Your goal: Extract every line from the records below that contains the word "những".

[Stored records]

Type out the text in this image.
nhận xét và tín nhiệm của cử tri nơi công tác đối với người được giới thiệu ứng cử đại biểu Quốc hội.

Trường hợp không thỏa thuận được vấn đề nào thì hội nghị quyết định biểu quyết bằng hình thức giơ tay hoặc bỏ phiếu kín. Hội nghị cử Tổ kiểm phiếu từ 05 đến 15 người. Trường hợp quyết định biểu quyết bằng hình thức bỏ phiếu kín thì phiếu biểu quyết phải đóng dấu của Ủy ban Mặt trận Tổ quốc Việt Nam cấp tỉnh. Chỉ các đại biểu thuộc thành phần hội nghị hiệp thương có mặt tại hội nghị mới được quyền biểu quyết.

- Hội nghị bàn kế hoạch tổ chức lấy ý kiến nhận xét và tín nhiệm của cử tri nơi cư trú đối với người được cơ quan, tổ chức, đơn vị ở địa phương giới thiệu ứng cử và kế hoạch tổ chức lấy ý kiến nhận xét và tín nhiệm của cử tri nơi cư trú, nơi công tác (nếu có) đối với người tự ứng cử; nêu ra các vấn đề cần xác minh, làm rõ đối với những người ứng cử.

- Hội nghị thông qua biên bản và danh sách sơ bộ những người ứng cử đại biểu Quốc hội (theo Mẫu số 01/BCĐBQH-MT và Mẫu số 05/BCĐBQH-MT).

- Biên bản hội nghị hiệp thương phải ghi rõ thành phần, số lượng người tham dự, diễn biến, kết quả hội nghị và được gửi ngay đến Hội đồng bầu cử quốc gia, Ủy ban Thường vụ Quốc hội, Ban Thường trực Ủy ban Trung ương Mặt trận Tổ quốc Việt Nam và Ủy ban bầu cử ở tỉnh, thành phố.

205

Result:
- Hội nghị bàn kế hoạch tổ chức lấy ý kiến nhận xét và tín nhiệm của cử tri nơi cư trú đối với người được cơ quan, tổ chức, đơn vị ở địa phương giới thiệu ứng cử và kế hoạch tổ chức lấy ý kiến nhận xét và tín nhiệm của cử tri nơi cư trú, nơi công tác (nếu có) đối với người tự ứng cử; nêu ra các vấn đề cần xác minh, làm rõ đối với những người ứng cử.
- Hội nghị thông qua biên bản và danh sách sơ bộ những người ứng cử đại biểu Quốc hội (theo Mẫu số 01/BCĐBQH-MT và Mẫu số 05/BCĐBQH-MT).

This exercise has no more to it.